◆ What to work on ◆
Identify all lines below that hold "JSON" and collect them.

::::::::::

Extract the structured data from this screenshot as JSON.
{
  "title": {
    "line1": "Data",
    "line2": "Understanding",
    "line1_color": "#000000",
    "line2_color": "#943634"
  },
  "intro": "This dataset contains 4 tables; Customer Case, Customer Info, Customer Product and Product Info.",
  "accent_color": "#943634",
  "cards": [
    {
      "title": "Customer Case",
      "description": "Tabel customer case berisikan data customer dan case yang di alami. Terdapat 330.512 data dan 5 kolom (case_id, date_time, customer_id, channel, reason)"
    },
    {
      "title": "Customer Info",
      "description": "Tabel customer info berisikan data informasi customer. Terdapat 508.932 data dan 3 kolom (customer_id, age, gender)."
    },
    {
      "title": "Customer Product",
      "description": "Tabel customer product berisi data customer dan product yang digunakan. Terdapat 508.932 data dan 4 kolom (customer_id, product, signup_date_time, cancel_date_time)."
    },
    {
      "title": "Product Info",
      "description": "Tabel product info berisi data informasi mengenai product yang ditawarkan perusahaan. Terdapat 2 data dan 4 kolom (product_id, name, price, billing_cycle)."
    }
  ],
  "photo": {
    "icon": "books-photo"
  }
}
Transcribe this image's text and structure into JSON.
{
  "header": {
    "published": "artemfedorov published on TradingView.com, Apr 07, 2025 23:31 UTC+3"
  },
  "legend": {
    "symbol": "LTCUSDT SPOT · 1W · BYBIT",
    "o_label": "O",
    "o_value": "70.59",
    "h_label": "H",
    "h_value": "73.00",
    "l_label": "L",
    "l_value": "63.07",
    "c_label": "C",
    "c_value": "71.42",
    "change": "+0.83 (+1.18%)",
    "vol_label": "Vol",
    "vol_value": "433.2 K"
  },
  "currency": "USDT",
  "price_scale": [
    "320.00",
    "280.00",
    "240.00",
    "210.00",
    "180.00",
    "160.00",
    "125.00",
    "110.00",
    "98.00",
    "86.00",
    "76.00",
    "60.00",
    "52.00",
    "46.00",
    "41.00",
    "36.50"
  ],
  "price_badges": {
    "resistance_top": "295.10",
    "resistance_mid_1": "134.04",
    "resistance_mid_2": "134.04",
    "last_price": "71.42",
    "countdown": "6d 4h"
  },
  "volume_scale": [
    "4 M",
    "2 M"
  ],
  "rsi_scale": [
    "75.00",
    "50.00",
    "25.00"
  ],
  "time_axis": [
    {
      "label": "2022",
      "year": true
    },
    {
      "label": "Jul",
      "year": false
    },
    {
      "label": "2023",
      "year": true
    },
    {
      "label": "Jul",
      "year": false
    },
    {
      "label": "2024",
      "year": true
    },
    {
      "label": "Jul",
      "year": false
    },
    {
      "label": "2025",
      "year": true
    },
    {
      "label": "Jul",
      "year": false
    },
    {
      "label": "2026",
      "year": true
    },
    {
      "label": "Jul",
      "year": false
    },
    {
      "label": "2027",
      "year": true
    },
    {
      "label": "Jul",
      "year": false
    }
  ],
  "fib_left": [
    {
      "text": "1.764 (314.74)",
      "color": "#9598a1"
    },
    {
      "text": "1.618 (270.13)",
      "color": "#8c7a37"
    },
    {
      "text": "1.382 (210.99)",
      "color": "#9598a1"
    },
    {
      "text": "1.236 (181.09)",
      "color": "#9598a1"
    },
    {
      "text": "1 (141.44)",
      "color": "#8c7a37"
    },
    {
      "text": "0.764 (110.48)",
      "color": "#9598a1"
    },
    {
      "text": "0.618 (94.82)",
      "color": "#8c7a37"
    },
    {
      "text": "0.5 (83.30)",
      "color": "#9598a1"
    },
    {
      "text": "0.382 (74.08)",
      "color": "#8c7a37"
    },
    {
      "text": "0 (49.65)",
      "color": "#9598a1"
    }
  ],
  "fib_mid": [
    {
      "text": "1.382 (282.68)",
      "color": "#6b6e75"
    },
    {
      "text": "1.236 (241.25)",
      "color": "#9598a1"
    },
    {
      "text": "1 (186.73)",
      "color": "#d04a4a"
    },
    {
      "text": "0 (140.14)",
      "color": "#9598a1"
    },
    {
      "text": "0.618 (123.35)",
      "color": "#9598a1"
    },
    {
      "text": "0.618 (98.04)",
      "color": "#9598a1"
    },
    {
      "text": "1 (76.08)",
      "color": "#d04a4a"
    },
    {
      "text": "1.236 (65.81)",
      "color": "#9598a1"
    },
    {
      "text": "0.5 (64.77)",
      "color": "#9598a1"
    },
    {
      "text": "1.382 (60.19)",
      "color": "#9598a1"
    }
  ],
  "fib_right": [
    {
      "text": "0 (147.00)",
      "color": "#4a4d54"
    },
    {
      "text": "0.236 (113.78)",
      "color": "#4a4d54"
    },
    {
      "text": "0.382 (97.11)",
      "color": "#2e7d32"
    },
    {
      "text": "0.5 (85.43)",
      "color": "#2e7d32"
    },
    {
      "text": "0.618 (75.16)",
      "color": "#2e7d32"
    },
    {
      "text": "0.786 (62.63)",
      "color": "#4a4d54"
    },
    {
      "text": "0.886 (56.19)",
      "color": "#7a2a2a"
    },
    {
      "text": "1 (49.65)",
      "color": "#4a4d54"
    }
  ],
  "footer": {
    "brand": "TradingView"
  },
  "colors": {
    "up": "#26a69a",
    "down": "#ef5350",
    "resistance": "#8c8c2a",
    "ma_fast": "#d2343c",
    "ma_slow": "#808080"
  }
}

::::::::::

◆ Result below ◆
Extract the structured data from this screenshot as JSON.
Transcribe this image's text and structure into JSON.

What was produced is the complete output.